◆ AIM
Select the lines that hold the word "Signature" and copy each one.

◆ ENTRIES SHOWN
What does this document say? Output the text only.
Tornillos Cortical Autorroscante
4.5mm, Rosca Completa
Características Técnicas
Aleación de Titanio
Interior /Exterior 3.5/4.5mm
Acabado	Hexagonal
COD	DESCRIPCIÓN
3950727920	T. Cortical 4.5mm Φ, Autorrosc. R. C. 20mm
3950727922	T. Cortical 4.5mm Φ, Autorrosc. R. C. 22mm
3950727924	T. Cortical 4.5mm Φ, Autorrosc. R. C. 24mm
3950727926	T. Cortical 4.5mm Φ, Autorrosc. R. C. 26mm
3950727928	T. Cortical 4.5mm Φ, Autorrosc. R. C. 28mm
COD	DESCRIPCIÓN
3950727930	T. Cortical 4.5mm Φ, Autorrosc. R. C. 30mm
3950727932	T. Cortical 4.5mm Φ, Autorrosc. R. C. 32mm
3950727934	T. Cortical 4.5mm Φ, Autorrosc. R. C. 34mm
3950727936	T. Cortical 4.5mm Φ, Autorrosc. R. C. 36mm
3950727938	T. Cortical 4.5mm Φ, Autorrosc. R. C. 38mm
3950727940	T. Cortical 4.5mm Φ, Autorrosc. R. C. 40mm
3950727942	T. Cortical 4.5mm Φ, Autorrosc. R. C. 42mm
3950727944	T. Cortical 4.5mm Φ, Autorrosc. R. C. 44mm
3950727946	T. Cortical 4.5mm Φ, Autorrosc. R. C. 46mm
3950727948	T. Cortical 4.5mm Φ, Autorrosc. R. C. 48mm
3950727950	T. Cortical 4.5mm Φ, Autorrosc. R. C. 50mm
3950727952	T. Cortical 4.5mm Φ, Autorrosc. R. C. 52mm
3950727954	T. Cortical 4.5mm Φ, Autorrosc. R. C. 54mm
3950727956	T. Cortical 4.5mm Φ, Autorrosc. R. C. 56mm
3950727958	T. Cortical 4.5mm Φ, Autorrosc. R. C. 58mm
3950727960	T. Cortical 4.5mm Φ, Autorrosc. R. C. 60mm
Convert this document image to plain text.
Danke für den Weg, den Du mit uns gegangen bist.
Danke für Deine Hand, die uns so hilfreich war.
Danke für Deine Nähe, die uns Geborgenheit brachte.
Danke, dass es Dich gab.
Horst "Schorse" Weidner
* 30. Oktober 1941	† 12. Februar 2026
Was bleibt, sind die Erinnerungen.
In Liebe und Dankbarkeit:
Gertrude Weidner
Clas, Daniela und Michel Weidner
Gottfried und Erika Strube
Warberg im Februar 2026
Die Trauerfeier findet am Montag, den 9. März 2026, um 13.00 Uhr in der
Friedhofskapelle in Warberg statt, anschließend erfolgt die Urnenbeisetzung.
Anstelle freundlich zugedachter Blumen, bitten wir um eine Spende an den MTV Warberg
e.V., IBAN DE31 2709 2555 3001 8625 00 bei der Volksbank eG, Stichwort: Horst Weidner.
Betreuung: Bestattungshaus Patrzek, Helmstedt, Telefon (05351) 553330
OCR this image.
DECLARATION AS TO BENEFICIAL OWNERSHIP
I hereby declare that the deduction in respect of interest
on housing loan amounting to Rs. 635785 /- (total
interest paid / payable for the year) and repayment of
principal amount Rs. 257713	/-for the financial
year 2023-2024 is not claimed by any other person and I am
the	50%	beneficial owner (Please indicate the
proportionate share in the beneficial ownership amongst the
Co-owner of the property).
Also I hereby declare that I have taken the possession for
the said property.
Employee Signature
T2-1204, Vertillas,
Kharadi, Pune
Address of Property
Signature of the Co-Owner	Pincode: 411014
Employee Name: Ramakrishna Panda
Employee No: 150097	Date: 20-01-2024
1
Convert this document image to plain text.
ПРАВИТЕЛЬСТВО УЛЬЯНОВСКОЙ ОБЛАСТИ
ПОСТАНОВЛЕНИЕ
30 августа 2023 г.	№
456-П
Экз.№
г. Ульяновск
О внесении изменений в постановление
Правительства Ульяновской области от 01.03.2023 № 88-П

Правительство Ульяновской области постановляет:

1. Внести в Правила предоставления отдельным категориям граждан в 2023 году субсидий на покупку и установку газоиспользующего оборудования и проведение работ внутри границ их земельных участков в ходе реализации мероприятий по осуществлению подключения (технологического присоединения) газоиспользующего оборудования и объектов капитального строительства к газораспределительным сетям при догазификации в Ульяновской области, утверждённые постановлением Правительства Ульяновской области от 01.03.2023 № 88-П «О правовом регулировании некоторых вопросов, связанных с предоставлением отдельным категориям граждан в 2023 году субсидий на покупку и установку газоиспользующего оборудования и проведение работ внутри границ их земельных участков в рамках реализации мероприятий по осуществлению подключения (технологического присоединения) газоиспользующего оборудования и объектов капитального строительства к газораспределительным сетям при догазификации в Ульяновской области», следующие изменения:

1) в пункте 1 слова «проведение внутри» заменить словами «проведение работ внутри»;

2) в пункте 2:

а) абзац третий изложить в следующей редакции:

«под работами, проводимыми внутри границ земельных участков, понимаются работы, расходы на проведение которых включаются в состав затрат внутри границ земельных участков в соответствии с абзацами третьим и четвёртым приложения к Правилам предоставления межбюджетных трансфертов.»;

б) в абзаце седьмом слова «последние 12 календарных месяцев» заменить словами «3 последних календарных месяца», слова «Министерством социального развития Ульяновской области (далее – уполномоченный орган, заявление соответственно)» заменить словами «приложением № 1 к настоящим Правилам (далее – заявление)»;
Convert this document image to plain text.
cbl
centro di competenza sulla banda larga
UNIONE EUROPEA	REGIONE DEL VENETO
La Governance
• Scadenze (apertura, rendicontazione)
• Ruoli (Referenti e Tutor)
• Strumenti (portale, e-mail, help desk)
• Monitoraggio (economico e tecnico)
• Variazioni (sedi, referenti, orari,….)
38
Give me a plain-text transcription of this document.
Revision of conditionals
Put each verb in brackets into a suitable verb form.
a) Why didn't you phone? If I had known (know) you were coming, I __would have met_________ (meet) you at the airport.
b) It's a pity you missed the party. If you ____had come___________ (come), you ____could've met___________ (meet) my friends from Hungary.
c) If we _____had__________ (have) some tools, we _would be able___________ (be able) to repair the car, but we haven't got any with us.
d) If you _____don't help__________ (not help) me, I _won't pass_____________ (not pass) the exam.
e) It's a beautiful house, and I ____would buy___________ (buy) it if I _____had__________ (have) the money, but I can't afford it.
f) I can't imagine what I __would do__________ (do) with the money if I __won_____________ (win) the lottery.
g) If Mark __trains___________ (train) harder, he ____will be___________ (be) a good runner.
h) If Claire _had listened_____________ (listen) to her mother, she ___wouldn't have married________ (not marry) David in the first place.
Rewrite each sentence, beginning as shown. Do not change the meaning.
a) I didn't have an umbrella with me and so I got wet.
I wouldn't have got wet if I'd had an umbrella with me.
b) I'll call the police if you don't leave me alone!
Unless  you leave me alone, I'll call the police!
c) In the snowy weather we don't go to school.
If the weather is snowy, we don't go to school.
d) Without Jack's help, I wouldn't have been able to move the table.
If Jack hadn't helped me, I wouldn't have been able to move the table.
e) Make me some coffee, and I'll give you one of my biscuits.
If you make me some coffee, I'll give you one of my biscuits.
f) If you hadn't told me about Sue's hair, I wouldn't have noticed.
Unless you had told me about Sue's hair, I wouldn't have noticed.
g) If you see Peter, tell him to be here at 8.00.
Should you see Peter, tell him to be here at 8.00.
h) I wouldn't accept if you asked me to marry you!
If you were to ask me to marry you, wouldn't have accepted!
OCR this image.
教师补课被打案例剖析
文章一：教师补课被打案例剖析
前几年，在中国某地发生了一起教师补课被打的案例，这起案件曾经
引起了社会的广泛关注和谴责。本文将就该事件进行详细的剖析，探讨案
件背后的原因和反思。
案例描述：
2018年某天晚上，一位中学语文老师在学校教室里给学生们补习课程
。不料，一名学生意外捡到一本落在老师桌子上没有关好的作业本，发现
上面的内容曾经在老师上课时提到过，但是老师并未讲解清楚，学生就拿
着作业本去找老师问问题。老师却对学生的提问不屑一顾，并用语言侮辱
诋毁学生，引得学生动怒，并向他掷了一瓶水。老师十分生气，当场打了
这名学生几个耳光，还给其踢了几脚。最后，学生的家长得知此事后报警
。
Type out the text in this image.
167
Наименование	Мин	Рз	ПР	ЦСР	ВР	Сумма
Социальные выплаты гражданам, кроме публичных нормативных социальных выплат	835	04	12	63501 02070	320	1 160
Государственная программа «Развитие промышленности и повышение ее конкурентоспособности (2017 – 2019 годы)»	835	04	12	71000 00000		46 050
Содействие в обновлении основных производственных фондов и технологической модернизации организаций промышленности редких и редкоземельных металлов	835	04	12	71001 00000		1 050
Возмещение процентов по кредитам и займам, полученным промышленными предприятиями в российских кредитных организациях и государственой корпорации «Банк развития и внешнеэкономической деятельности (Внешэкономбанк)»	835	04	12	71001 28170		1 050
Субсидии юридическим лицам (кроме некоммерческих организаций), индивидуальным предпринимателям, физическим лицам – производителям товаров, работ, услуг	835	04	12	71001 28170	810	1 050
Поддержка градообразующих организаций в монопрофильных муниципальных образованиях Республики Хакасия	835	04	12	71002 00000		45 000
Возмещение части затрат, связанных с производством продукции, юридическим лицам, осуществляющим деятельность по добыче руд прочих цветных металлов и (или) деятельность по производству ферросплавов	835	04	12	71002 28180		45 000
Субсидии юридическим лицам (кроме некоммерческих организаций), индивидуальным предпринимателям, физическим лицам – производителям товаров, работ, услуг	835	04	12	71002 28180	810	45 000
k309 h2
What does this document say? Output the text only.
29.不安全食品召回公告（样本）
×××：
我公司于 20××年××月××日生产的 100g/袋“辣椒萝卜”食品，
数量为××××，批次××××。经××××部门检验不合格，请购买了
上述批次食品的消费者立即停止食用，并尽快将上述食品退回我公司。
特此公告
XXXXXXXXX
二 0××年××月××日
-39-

◆ REPLY
Employee Signature
Signature of the Co-Owner	Pincode: 411014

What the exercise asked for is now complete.